#### THE TASK:
Extract each line bearing the word "name".

====== PROVIDED ENTRIES

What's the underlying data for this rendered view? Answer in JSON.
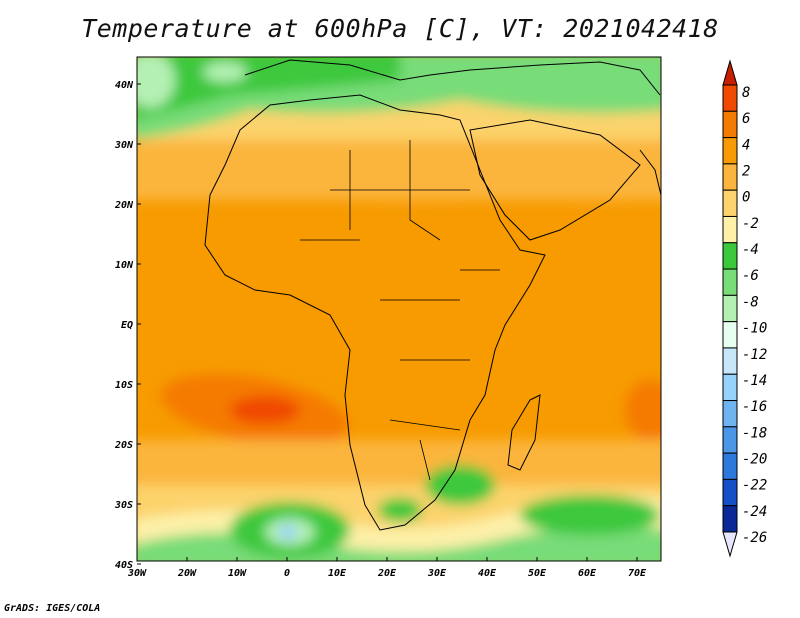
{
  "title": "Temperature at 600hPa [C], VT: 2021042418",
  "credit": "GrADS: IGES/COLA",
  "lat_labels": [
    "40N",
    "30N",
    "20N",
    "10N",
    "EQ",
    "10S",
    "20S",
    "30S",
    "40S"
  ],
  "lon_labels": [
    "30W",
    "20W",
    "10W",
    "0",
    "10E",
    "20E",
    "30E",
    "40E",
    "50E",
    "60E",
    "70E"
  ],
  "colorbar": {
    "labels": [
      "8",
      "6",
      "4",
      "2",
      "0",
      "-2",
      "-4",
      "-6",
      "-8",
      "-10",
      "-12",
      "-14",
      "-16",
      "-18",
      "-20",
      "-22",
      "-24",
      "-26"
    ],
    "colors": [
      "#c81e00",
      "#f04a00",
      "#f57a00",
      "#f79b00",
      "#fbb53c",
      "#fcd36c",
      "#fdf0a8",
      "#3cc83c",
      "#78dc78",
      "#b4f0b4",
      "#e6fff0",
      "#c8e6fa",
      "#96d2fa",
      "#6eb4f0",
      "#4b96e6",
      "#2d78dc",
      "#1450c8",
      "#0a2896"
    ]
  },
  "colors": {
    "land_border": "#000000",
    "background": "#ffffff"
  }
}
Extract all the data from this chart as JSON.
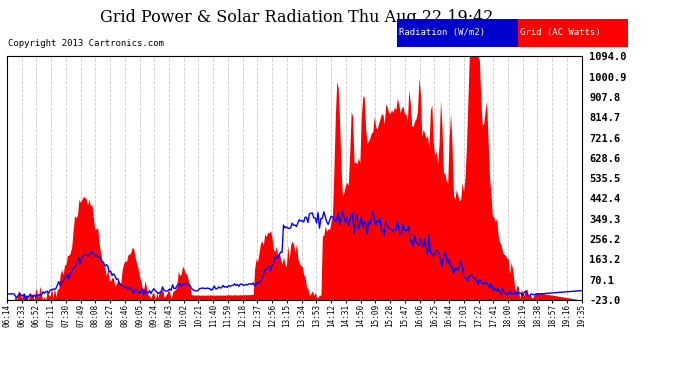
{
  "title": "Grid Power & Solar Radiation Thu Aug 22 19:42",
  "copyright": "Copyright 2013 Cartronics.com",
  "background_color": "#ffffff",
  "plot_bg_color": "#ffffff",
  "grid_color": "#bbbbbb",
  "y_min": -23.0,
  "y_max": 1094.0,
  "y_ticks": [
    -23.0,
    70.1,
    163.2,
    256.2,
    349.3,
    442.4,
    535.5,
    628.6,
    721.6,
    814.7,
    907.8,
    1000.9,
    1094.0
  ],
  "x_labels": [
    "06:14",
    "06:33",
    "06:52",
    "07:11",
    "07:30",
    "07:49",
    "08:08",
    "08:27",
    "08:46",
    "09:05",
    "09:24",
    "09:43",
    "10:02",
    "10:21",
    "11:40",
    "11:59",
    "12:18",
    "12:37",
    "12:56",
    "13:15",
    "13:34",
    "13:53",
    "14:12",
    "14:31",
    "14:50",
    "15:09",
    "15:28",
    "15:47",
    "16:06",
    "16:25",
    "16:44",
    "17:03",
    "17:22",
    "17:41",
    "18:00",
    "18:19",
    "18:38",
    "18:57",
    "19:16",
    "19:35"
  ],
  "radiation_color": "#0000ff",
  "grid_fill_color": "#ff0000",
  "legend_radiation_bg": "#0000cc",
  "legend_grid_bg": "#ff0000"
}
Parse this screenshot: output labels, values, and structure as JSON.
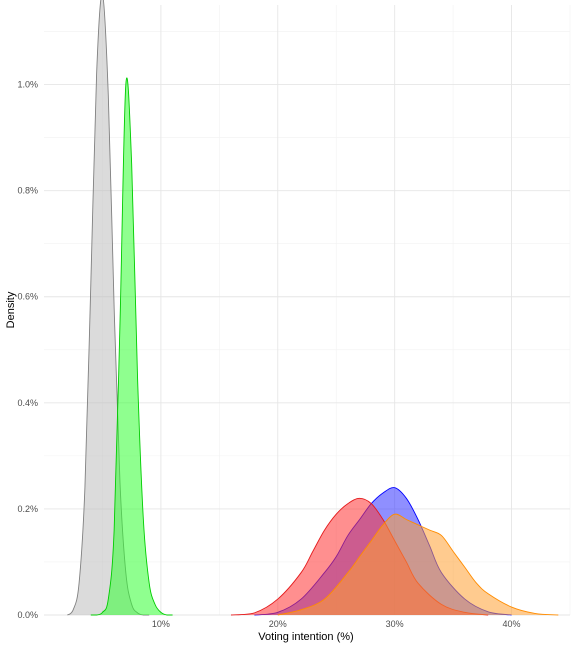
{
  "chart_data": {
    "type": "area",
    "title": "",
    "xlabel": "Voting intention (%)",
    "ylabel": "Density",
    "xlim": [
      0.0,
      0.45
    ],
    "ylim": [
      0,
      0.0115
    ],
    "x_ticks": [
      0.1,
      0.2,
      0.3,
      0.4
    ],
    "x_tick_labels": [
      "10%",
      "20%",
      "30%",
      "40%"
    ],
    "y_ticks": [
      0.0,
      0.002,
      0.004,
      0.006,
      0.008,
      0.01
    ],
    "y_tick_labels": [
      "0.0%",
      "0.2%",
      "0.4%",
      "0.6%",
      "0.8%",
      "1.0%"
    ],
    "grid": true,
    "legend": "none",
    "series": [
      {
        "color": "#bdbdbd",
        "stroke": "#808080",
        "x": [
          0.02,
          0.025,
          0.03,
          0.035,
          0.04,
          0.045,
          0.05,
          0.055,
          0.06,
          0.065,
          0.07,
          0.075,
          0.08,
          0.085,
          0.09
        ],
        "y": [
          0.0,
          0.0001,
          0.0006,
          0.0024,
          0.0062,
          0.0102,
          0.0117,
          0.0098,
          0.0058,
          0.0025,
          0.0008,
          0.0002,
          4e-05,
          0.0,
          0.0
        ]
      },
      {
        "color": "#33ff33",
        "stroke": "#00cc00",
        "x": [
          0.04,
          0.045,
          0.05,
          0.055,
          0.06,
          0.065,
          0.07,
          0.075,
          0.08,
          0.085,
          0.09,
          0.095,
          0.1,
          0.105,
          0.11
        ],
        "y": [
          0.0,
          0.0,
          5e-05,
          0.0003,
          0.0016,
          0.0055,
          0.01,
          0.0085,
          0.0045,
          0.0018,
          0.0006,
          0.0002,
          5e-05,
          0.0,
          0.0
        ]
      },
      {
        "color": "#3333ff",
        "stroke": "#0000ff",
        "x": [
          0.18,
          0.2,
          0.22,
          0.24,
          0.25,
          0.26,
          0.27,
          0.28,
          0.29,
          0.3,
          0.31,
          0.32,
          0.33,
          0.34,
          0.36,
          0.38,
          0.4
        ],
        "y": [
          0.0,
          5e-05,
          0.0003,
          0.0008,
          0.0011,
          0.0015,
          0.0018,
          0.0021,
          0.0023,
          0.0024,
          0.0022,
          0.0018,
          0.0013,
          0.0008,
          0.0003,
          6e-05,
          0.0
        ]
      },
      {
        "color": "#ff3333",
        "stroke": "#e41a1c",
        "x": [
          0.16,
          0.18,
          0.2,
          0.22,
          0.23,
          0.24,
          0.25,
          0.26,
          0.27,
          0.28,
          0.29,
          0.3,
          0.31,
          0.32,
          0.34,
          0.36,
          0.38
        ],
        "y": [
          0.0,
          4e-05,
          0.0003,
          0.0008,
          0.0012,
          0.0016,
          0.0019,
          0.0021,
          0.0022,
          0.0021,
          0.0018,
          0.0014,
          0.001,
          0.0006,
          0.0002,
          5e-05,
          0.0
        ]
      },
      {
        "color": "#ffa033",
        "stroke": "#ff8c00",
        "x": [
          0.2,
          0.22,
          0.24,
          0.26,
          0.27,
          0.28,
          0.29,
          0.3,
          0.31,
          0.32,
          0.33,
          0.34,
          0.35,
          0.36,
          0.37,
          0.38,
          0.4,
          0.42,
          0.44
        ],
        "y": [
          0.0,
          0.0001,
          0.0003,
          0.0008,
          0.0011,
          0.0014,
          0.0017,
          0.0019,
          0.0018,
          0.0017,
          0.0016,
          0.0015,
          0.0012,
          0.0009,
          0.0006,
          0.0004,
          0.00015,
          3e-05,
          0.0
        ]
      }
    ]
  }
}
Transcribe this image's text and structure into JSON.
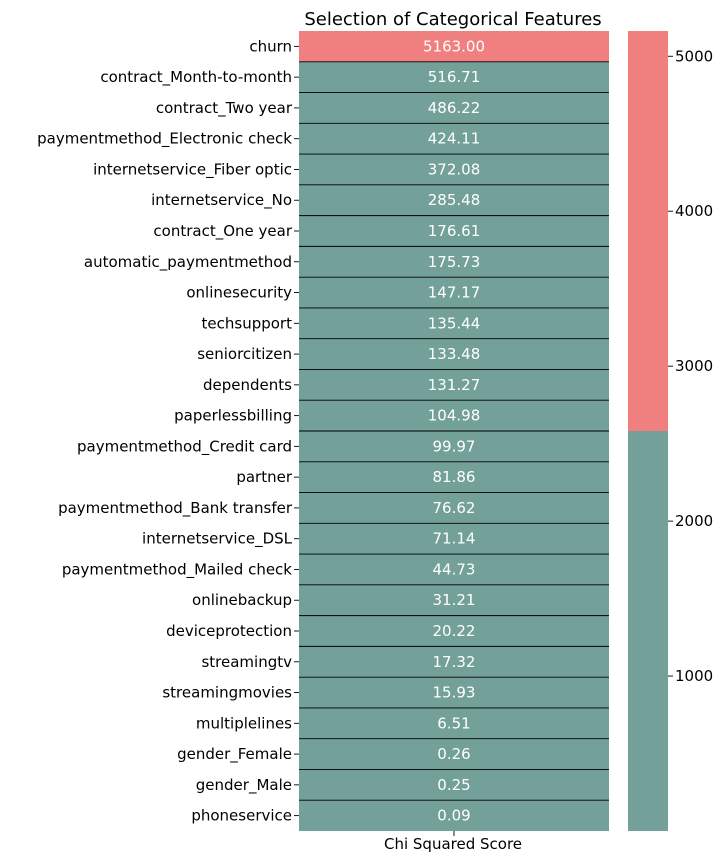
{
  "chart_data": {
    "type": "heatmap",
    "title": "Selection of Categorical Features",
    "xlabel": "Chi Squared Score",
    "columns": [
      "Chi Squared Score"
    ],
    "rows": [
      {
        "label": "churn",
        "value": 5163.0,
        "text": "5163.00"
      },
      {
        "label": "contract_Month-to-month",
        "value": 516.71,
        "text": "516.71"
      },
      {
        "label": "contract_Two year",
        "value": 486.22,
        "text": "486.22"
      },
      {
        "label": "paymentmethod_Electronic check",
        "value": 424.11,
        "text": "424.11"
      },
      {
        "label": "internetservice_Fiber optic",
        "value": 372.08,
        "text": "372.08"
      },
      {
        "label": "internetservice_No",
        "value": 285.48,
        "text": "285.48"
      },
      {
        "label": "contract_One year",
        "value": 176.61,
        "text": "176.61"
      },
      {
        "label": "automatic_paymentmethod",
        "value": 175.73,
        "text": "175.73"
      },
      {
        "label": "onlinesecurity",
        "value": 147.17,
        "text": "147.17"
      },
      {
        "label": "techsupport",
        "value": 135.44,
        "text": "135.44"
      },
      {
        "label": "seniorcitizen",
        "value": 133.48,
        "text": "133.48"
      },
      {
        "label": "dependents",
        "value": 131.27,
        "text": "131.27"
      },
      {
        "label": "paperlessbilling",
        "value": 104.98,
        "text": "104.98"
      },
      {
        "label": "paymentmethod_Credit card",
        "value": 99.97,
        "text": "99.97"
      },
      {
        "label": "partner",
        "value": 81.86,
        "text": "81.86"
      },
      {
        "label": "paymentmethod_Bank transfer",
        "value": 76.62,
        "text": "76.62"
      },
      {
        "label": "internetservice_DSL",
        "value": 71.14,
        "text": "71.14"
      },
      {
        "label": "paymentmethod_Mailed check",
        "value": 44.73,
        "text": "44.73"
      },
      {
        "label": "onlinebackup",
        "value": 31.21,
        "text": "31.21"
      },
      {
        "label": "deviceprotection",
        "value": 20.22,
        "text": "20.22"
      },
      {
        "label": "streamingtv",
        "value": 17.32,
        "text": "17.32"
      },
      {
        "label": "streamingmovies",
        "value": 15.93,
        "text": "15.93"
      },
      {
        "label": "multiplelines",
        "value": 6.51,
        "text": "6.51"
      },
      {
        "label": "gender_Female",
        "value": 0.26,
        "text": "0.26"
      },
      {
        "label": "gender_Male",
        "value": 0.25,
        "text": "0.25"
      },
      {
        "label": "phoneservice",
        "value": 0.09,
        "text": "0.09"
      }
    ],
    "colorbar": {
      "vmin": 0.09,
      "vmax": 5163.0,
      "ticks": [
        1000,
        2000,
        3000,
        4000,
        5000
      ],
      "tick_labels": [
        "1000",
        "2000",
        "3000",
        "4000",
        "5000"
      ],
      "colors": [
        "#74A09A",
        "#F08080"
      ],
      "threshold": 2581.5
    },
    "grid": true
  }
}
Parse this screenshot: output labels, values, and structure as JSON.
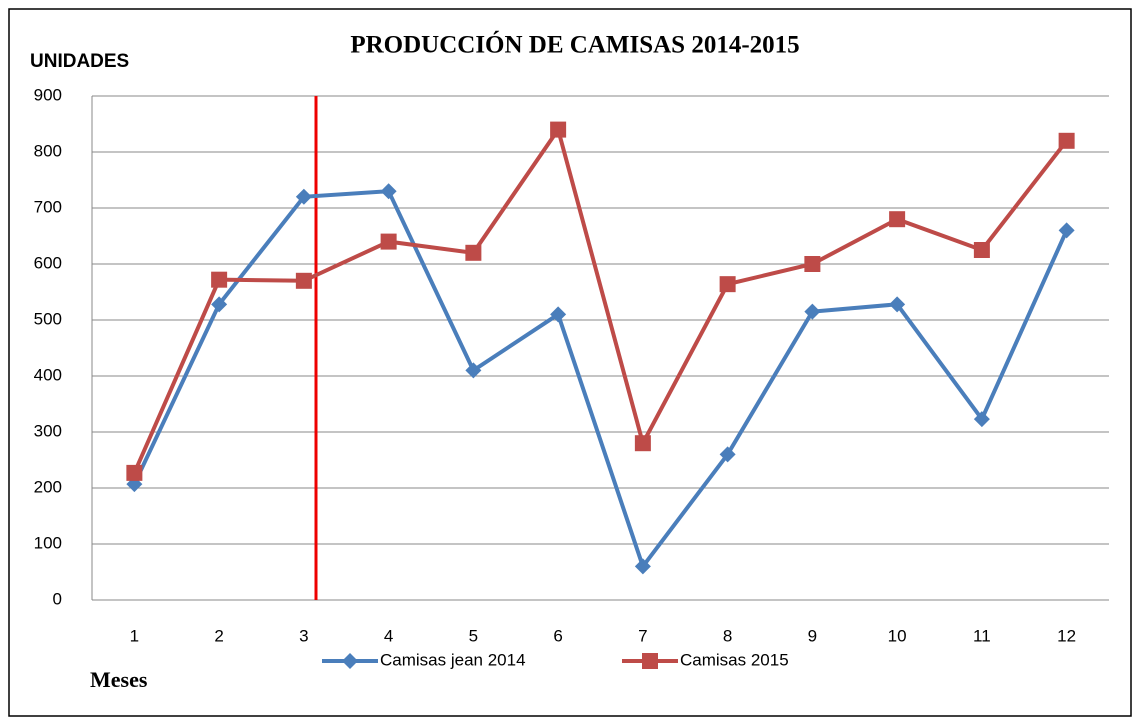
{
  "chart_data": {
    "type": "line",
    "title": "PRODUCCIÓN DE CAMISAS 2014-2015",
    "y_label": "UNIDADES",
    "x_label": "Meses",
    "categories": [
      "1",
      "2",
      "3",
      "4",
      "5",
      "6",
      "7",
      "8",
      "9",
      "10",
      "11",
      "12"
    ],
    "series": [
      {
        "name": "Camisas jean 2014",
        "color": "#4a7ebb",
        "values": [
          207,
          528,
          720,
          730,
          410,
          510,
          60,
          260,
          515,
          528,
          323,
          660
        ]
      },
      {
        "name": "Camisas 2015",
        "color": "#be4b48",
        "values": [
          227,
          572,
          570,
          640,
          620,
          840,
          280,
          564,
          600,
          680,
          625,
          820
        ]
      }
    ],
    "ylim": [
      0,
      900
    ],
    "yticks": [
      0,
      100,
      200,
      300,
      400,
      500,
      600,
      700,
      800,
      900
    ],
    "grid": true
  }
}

============

#### CORRECT RESULT:
        "name": "Camisas jean 2014",
        "name": "Camisas 2015",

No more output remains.